[Figure dataset records]
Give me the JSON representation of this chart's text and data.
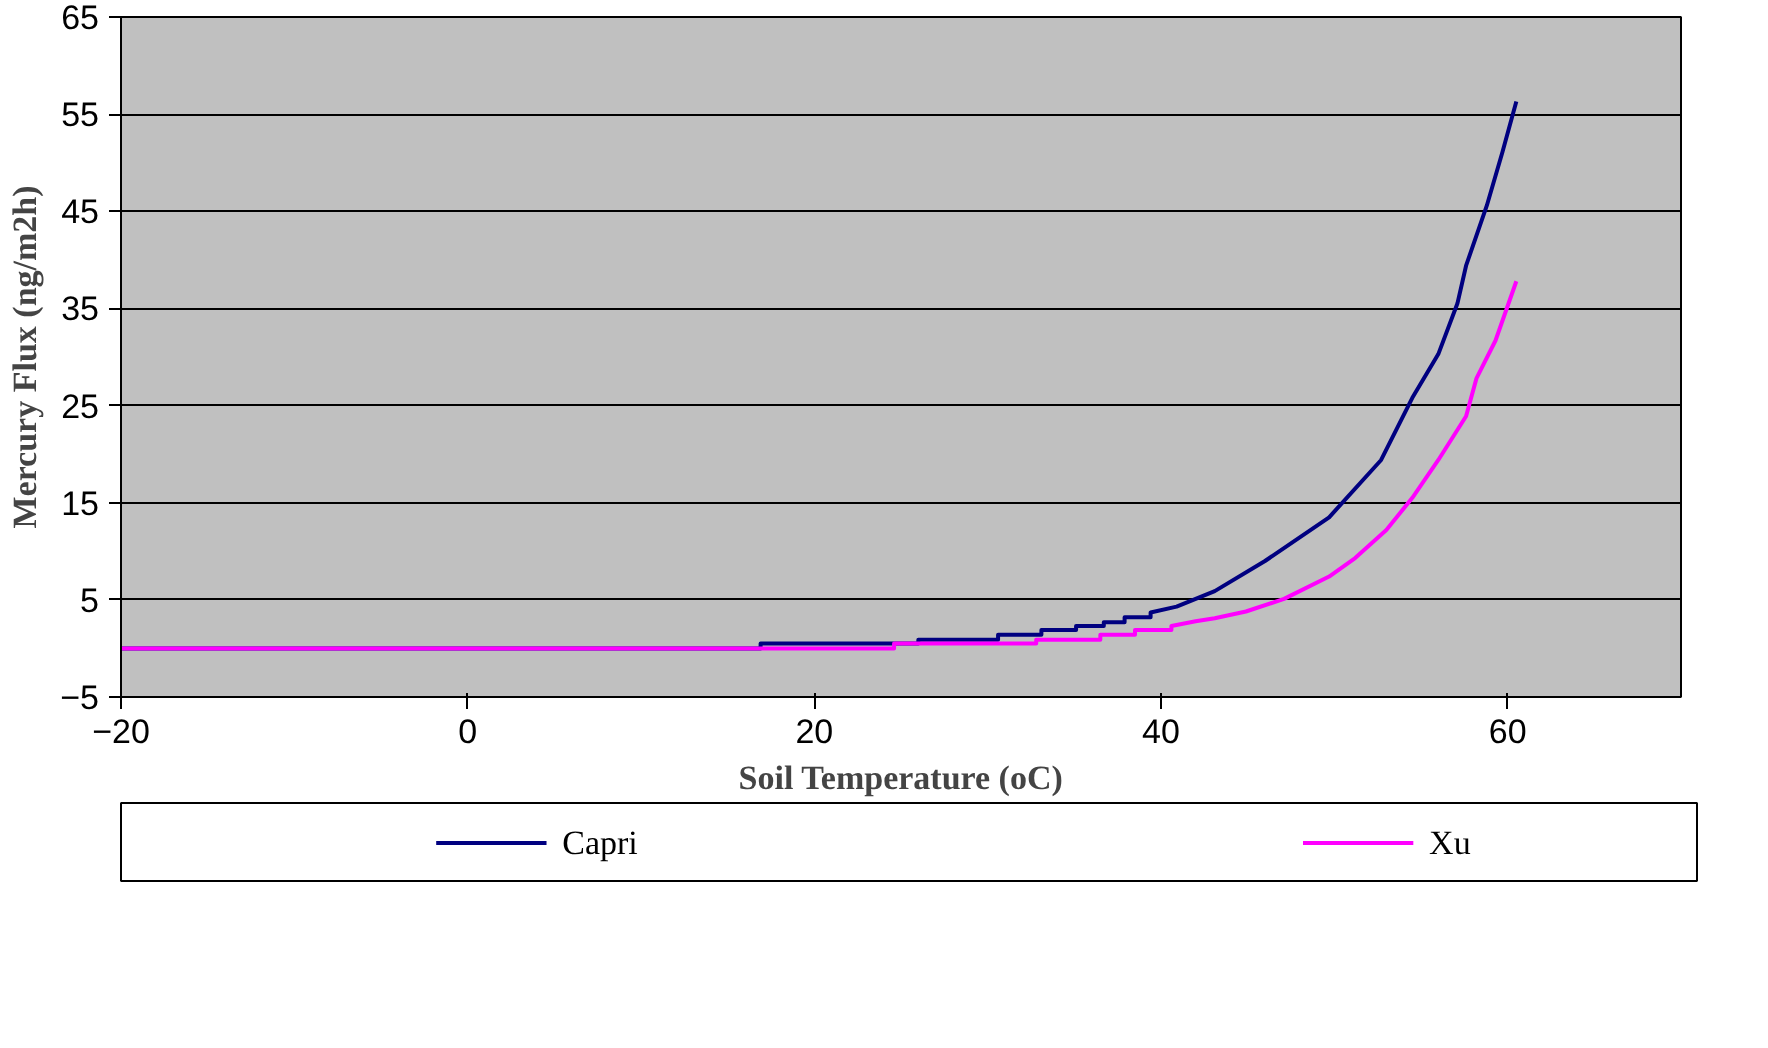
{
  "chart_data": {
    "type": "line",
    "xlabel": "Soil Temperature (oC)",
    "ylabel": "Mercury Flux (ng/m2h)",
    "xlim": [
      -20,
      70
    ],
    "xticks": [
      -20,
      0,
      20,
      40,
      60
    ],
    "ylim": [
      -5,
      65
    ],
    "yticks": [
      -5,
      5,
      15,
      25,
      35,
      45,
      55,
      65
    ],
    "grid": "y",
    "legend": "bottom",
    "marker": "none",
    "line_style": "solid",
    "series": [
      {
        "name": "Capri",
        "color": "#000080",
        "x": [
          -20,
          16.9,
          16.9,
          26,
          26,
          30.6,
          30.6,
          33.1,
          33.1,
          35.1,
          35.1,
          36.7,
          36.7,
          37.9,
          37.9,
          39.4,
          39.4,
          40.9,
          43.1,
          46.0,
          49.7,
          52.7,
          54.5,
          56.0,
          57.1,
          57.6,
          58.8,
          59.7,
          60.5
        ],
        "values": [
          0,
          0,
          0.5,
          0.5,
          0.9,
          0.9,
          1.4,
          1.4,
          1.9,
          1.9,
          2.3,
          2.3,
          2.7,
          2.7,
          3.2,
          3.2,
          3.7,
          4.3,
          5.9,
          9.0,
          13.5,
          19.4,
          25.8,
          30.3,
          35.5,
          39.4,
          45.6,
          51.1,
          56.3
        ]
      },
      {
        "name": "Xu",
        "color": "#ff00ff",
        "x": [
          -20,
          24.6,
          24.6,
          32.8,
          32.8,
          36.5,
          36.5,
          38.5,
          38.5,
          40.6,
          40.6,
          42,
          43.1,
          44.9,
          47.1,
          49.7,
          51.2,
          53.0,
          54.5,
          56.0,
          57.6,
          58.2,
          59.3,
          60.5
        ],
        "values": [
          0,
          0,
          0.5,
          0.5,
          0.9,
          0.9,
          1.4,
          1.4,
          1.9,
          1.9,
          2.3,
          2.8,
          3.1,
          3.8,
          5.1,
          7.4,
          9.3,
          12.2,
          15.5,
          19.4,
          23.9,
          27.8,
          31.7,
          37.8
        ]
      }
    ]
  }
}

### The problem
Copy the data word for word. Pictures do not go in the copy.

### Answer below
Give me the JSON representation of this chart's text and data.
{
  "chart_data": {
    "type": "line",
    "xlabel": "Soil Temperature (oC)",
    "ylabel": "Mercury Flux (ng/m2h)",
    "xlim": [
      -20,
      70
    ],
    "xticks": [
      -20,
      0,
      20,
      40,
      60
    ],
    "ylim": [
      -5,
      65
    ],
    "yticks": [
      -5,
      5,
      15,
      25,
      35,
      45,
      55,
      65
    ],
    "grid": "y",
    "legend": "bottom",
    "marker": "none",
    "line_style": "solid",
    "series": [
      {
        "name": "Capri",
        "color": "#000080",
        "x": [
          -20,
          16.9,
          16.9,
          26,
          26,
          30.6,
          30.6,
          33.1,
          33.1,
          35.1,
          35.1,
          36.7,
          36.7,
          37.9,
          37.9,
          39.4,
          39.4,
          40.9,
          43.1,
          46.0,
          49.7,
          52.7,
          54.5,
          56.0,
          57.1,
          57.6,
          58.8,
          59.7,
          60.5
        ],
        "values": [
          0,
          0,
          0.5,
          0.5,
          0.9,
          0.9,
          1.4,
          1.4,
          1.9,
          1.9,
          2.3,
          2.3,
          2.7,
          2.7,
          3.2,
          3.2,
          3.7,
          4.3,
          5.9,
          9.0,
          13.5,
          19.4,
          25.8,
          30.3,
          35.5,
          39.4,
          45.6,
          51.1,
          56.3
        ]
      },
      {
        "name": "Xu",
        "color": "#ff00ff",
        "x": [
          -20,
          24.6,
          24.6,
          32.8,
          32.8,
          36.5,
          36.5,
          38.5,
          38.5,
          40.6,
          40.6,
          42,
          43.1,
          44.9,
          47.1,
          49.7,
          51.2,
          53.0,
          54.5,
          56.0,
          57.6,
          58.2,
          59.3,
          60.5
        ],
        "values": [
          0,
          0,
          0.5,
          0.5,
          0.9,
          0.9,
          1.4,
          1.4,
          1.9,
          1.9,
          2.3,
          2.8,
          3.1,
          3.8,
          5.1,
          7.4,
          9.3,
          12.2,
          15.5,
          19.4,
          23.9,
          27.8,
          31.7,
          37.8
        ]
      }
    ]
  }
}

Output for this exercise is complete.